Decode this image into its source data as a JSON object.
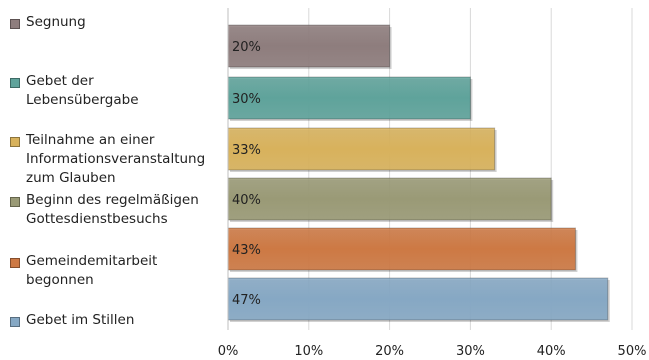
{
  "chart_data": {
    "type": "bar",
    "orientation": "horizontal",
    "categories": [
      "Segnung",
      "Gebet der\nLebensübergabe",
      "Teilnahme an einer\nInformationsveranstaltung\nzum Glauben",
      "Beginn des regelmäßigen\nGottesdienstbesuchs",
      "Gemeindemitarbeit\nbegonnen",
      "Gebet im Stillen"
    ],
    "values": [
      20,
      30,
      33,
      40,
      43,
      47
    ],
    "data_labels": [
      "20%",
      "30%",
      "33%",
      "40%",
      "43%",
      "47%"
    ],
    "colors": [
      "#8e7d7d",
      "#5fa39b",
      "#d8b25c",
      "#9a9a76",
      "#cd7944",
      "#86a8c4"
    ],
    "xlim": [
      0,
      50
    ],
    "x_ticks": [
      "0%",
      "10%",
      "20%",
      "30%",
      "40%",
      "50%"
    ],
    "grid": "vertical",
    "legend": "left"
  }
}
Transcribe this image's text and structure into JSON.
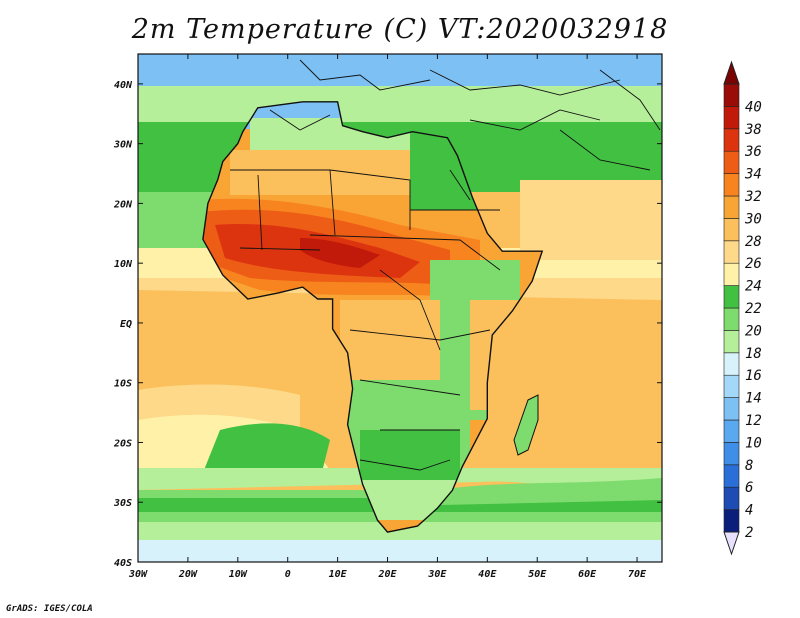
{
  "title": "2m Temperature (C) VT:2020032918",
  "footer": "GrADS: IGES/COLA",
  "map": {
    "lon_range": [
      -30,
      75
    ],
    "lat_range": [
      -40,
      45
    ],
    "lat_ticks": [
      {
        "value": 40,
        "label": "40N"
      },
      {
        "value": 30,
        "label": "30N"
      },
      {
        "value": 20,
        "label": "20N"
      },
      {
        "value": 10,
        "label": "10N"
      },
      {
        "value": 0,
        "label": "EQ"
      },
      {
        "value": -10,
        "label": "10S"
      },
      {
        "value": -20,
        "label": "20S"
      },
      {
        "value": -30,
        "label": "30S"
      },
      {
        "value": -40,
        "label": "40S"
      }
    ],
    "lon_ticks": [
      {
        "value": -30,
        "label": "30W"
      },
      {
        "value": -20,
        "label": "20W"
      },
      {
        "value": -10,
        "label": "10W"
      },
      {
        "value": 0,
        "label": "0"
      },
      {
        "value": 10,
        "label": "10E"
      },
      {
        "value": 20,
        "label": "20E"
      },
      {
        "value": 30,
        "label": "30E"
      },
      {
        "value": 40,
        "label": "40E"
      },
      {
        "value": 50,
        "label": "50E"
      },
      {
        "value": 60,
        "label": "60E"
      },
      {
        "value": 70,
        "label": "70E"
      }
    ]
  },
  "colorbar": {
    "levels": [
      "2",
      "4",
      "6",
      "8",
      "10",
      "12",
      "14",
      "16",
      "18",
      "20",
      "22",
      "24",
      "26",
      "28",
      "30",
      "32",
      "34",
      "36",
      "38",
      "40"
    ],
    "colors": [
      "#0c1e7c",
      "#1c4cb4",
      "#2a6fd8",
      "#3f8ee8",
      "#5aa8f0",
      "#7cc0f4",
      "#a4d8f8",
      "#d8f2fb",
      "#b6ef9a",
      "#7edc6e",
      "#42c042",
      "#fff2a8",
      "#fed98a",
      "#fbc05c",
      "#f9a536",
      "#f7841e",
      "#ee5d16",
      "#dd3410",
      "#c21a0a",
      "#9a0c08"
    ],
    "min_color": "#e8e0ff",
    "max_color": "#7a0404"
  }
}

- **Problem to solve**:
Repeat all the data as it stands, dropping any images it holds.

- **Complete output**:
Decode this image into its source data as a JSON object.
{
  "chart_data": {
    "type": "bar",
    "orientation": "horizontal",
    "categories": [
      "Segnung",
      "Gebet der\nLebensübergabe",
      "Teilnahme an einer\nInformationsveranstaltung\nzum Glauben",
      "Beginn des regelmäßigen\nGottesdienstbesuchs",
      "Gemeindemitarbeit\nbegonnen",
      "Gebet im Stillen"
    ],
    "values": [
      20,
      30,
      33,
      40,
      43,
      47
    ],
    "data_labels": [
      "20%",
      "30%",
      "33%",
      "40%",
      "43%",
      "47%"
    ],
    "colors": [
      "#8e7d7d",
      "#5fa39b",
      "#d8b25c",
      "#9a9a76",
      "#cd7944",
      "#86a8c4"
    ],
    "xlim": [
      0,
      50
    ],
    "x_ticks": [
      "0%",
      "10%",
      "20%",
      "30%",
      "40%",
      "50%"
    ],
    "grid": "vertical",
    "legend": "left"
  }
}
Transcribe this image's text and structure into JSON.
{
  "title": "2m Temperature (C) VT:2020032918",
  "footer": "GrADS: IGES/COLA",
  "map": {
    "lon_range": [
      -30,
      75
    ],
    "lat_range": [
      -40,
      45
    ],
    "lat_ticks": [
      {
        "value": 40,
        "label": "40N"
      },
      {
        "value": 30,
        "label": "30N"
      },
      {
        "value": 20,
        "label": "20N"
      },
      {
        "value": 10,
        "label": "10N"
      },
      {
        "value": 0,
        "label": "EQ"
      },
      {
        "value": -10,
        "label": "10S"
      },
      {
        "value": -20,
        "label": "20S"
      },
      {
        "value": -30,
        "label": "30S"
      },
      {
        "value": -40,
        "label": "40S"
      }
    ],
    "lon_ticks": [
      {
        "value": -30,
        "label": "30W"
      },
      {
        "value": -20,
        "label": "20W"
      },
      {
        "value": -10,
        "label": "10W"
      },
      {
        "value": 0,
        "label": "0"
      },
      {
        "value": 10,
        "label": "10E"
      },
      {
        "value": 20,
        "label": "20E"
      },
      {
        "value": 30,
        "label": "30E"
      },
      {
        "value": 40,
        "label": "40E"
      },
      {
        "value": 50,
        "label": "50E"
      },
      {
        "value": 60,
        "label": "60E"
      },
      {
        "value": 70,
        "label": "70E"
      }
    ]
  },
  "colorbar": {
    "levels": [
      "2",
      "4",
      "6",
      "8",
      "10",
      "12",
      "14",
      "16",
      "18",
      "20",
      "22",
      "24",
      "26",
      "28",
      "30",
      "32",
      "34",
      "36",
      "38",
      "40"
    ],
    "colors": [
      "#0c1e7c",
      "#1c4cb4",
      "#2a6fd8",
      "#3f8ee8",
      "#5aa8f0",
      "#7cc0f4",
      "#a4d8f8",
      "#d8f2fb",
      "#b6ef9a",
      "#7edc6e",
      "#42c042",
      "#fff2a8",
      "#fed98a",
      "#fbc05c",
      "#f9a536",
      "#f7841e",
      "#ee5d16",
      "#dd3410",
      "#c21a0a",
      "#9a0c08"
    ],
    "min_color": "#e8e0ff",
    "max_color": "#7a0404"
  }
}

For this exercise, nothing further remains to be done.